All of the records below must be output exactly, with no pictures carried over.

(Records excerpted from a collection)
........

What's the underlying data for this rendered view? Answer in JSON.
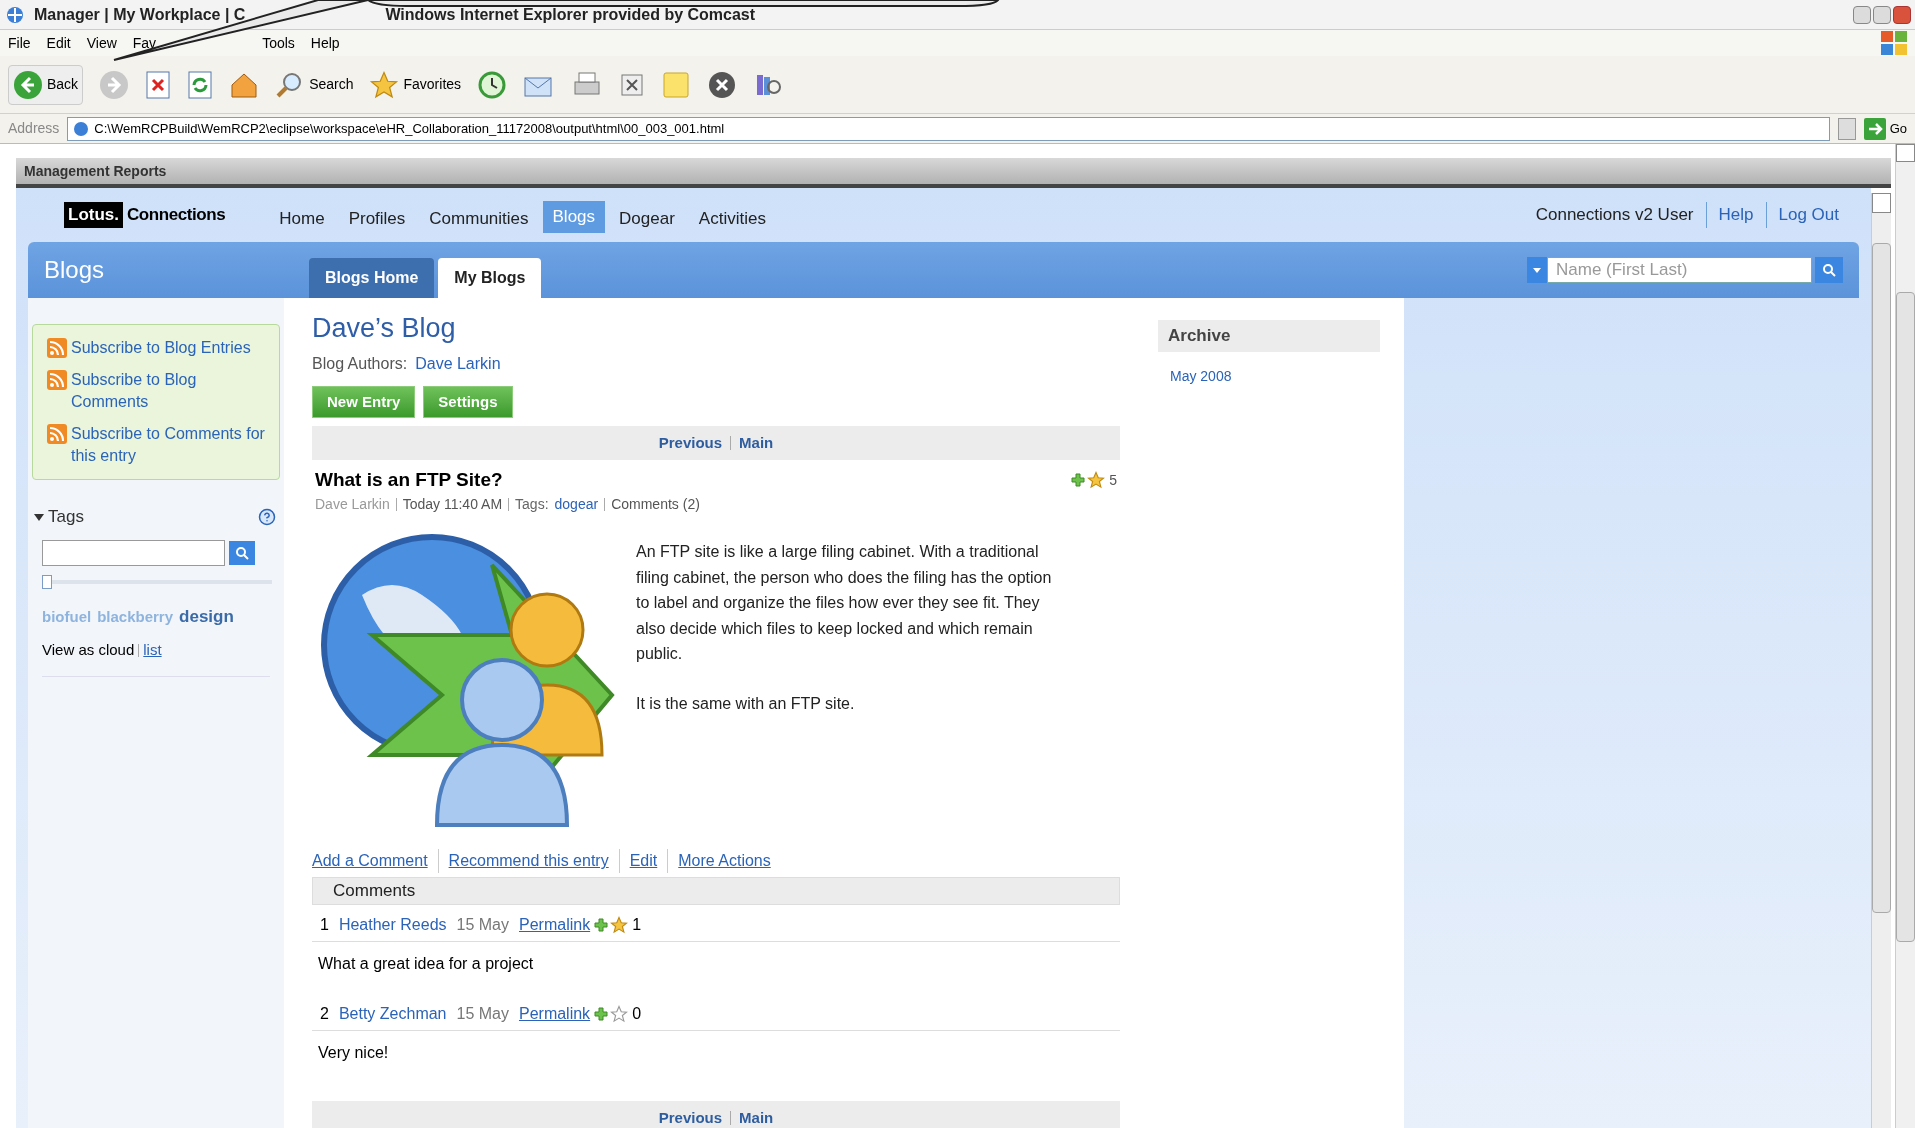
{
  "window": {
    "title_start": "Manager | My Workplace | C",
    "title_end": "Windows Internet Explorer provided by Comcast"
  },
  "menu": [
    "File",
    "Edit",
    "View",
    "Fav",
    "Tools",
    "Help"
  ],
  "toolbar": {
    "back": "Back",
    "search": "Search",
    "favorites": "Favorites"
  },
  "address": {
    "label": "Address",
    "value": "C:\\WemRCPBuild\\WemRCP2\\eclipse\\workspace\\eHR_Collaboration_11172008\\output\\html\\00_003_001.html",
    "go": "Go"
  },
  "reports_bar": "Management Reports",
  "logo": {
    "brand": "Lotus.",
    "product": "Connections"
  },
  "nav": [
    {
      "label": "Home",
      "selected": false
    },
    {
      "label": "Profiles",
      "selected": false
    },
    {
      "label": "Communities",
      "selected": false
    },
    {
      "label": "Blogs",
      "selected": true
    },
    {
      "label": "Dogear",
      "selected": false
    },
    {
      "label": "Activities",
      "selected": false
    }
  ],
  "user_links": [
    {
      "label": "Connections v2 User",
      "kind": "text"
    },
    {
      "label": "Help",
      "kind": "link"
    },
    {
      "label": "Log Out",
      "kind": "link"
    }
  ],
  "section_title": "Blogs",
  "tabs": [
    {
      "label": "Blogs Home",
      "selected": false
    },
    {
      "label": "My Blogs",
      "selected": true
    }
  ],
  "people_search": {
    "placeholder": "Name (First Last)"
  },
  "subscriptions": [
    "Subscribe to Blog Entries",
    "Subscribe to Blog Comments",
    "Subscribe to Comments for this entry"
  ],
  "tags": {
    "title": "Tags",
    "expanded": true,
    "slider": {
      "level": 0
    },
    "cloud": [
      {
        "label": "biofuel",
        "prominent": false
      },
      {
        "label": "blackberry",
        "prominent": false
      },
      {
        "label": "design",
        "prominent": true
      }
    ],
    "view_as": "View as cloud",
    "list_link": "list"
  },
  "blog": {
    "title": "Dave’s Blog",
    "authors_label": "Blog Authors:",
    "author": "Dave Larkin",
    "buttons": [
      "New Entry",
      "Settings"
    ],
    "pager": [
      "Previous",
      "Main"
    ]
  },
  "entry": {
    "title": "What is an FTP Site?",
    "starred": true,
    "rating": "5",
    "author": "Dave Larkin",
    "time": "Today 11:40 AM",
    "tags_label": "Tags:",
    "tag": "dogear",
    "comments_count": "Comments (2)",
    "paragraphs": [
      "An FTP site is like a large filing cabinet. With a traditional filing cabinet, the person who does the filing has the option to label and organize the files how ever they see fit. They also decide which files to keep locked and which remain public.",
      "It is the same with an FTP site."
    ],
    "actions": [
      "Add a Comment",
      "Recommend this entry",
      "Edit",
      "More Actions"
    ]
  },
  "comments": {
    "title": "Comments",
    "items": [
      {
        "number": "1",
        "author": "Heather Reeds",
        "date": "15 May",
        "permalink": "Permalink",
        "starred": true,
        "rating": "1",
        "text": "What a great idea for a project"
      },
      {
        "number": "2",
        "author": "Betty Zechman",
        "date": "15 May",
        "permalink": "Permalink",
        "starred": false,
        "rating": "0",
        "text": "Very nice!"
      }
    ]
  },
  "bottom_pager": [
    "Previous",
    "Main"
  ],
  "archive": {
    "title": "Archive",
    "items": [
      "May 2008"
    ]
  }
}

........

→ Result of the exercise:
What's the underlying data for this rendered view? Answer in JSON.
{
  "window": {
    "title_start": "Manager | My Workplace | C",
    "title_end": "Windows Internet Explorer provided by Comcast"
  },
  "menu": [
    "File",
    "Edit",
    "View",
    "Fav",
    "Tools",
    "Help"
  ],
  "toolbar": {
    "back": "Back",
    "search": "Search",
    "favorites": "Favorites"
  },
  "address": {
    "label": "Address",
    "value": "C:\\WemRCPBuild\\WemRCP2\\eclipse\\workspace\\eHR_Collaboration_11172008\\output\\html\\00_003_001.html",
    "go": "Go"
  },
  "reports_bar": "Management Reports",
  "logo": {
    "brand": "Lotus.",
    "product": "Connections"
  },
  "nav": [
    {
      "label": "Home",
      "selected": false
    },
    {
      "label": "Profiles",
      "selected": false
    },
    {
      "label": "Communities",
      "selected": false
    },
    {
      "label": "Blogs",
      "selected": true
    },
    {
      "label": "Dogear",
      "selected": false
    },
    {
      "label": "Activities",
      "selected": false
    }
  ],
  "user_links": [
    {
      "label": "Connections v2 User",
      "kind": "text"
    },
    {
      "label": "Help",
      "kind": "link"
    },
    {
      "label": "Log Out",
      "kind": "link"
    }
  ],
  "section_title": "Blogs",
  "tabs": [
    {
      "label": "Blogs Home",
      "selected": false
    },
    {
      "label": "My Blogs",
      "selected": true
    }
  ],
  "people_search": {
    "placeholder": "Name (First Last)"
  },
  "subscriptions": [
    "Subscribe to Blog Entries",
    "Subscribe to Blog Comments",
    "Subscribe to Comments for this entry"
  ],
  "tags": {
    "title": "Tags",
    "expanded": true,
    "slider": {
      "level": 0
    },
    "cloud": [
      {
        "label": "biofuel",
        "prominent": false
      },
      {
        "label": "blackberry",
        "prominent": false
      },
      {
        "label": "design",
        "prominent": true
      }
    ],
    "view_as": "View as cloud",
    "list_link": "list"
  },
  "blog": {
    "title": "Dave’s Blog",
    "authors_label": "Blog Authors:",
    "author": "Dave Larkin",
    "buttons": [
      "New Entry",
      "Settings"
    ],
    "pager": [
      "Previous",
      "Main"
    ]
  },
  "entry": {
    "title": "What is an FTP Site?",
    "starred": true,
    "rating": "5",
    "author": "Dave Larkin",
    "time": "Today 11:40 AM",
    "tags_label": "Tags:",
    "tag": "dogear",
    "comments_count": "Comments (2)",
    "paragraphs": [
      "An FTP site is like a large filing cabinet. With a traditional filing cabinet, the person who does the filing has the option to label and organize the files how ever they see fit. They also decide which files to keep locked and which remain public.",
      "It is the same with an FTP site."
    ],
    "actions": [
      "Add a Comment",
      "Recommend this entry",
      "Edit",
      "More Actions"
    ]
  },
  "comments": {
    "title": "Comments",
    "items": [
      {
        "number": "1",
        "author": "Heather Reeds",
        "date": "15 May",
        "permalink": "Permalink",
        "starred": true,
        "rating": "1",
        "text": "What a great idea for a project"
      },
      {
        "number": "2",
        "author": "Betty Zechman",
        "date": "15 May",
        "permalink": "Permalink",
        "starred": false,
        "rating": "0",
        "text": "Very nice!"
      }
    ]
  },
  "bottom_pager": [
    "Previous",
    "Main"
  ],
  "archive": {
    "title": "Archive",
    "items": [
      "May 2008"
    ]
  }
}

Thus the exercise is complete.